**Directive**. Look through the records below and collect all lines that hold the string "this".

**Figure record listings**.
## START
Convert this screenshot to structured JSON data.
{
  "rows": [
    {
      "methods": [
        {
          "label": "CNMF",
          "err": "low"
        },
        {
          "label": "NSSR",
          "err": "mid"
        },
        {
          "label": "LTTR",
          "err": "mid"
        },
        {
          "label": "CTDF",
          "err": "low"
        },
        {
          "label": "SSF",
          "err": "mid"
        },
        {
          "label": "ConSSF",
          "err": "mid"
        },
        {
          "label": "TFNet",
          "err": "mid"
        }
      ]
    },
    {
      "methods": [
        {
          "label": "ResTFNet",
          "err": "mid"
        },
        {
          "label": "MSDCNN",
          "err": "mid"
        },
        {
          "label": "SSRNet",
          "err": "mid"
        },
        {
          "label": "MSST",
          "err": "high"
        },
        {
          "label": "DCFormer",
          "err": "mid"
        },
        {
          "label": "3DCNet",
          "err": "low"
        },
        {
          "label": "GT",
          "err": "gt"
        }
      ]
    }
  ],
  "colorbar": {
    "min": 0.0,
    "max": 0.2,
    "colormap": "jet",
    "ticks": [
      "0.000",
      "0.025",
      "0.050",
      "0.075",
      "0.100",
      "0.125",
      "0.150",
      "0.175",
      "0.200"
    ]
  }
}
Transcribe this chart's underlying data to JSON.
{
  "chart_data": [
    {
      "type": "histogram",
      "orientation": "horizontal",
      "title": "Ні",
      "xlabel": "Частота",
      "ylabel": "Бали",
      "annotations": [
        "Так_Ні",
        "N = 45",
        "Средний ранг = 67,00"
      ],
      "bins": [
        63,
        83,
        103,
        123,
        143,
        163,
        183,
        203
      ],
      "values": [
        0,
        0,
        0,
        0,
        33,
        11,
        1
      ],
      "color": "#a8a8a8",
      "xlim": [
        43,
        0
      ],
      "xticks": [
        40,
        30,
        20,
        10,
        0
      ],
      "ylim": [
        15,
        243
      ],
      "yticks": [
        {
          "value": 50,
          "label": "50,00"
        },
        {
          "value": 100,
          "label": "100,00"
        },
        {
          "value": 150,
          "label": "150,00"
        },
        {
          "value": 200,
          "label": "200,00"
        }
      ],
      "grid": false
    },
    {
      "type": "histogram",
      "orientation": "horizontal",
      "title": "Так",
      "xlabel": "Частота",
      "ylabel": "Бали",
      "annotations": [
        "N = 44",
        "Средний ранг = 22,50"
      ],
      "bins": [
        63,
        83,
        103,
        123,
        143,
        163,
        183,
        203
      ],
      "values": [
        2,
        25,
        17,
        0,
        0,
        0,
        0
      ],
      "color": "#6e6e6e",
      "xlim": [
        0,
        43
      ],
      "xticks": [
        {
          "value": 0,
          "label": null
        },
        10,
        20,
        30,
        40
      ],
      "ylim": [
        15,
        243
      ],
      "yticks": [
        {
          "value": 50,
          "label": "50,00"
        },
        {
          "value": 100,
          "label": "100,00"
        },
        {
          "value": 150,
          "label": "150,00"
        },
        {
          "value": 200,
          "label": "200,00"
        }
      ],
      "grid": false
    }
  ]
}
## END
**Correct response**.
Convert this screenshot to structured JSON data.
Transcribe this chart's underlying data to JSON.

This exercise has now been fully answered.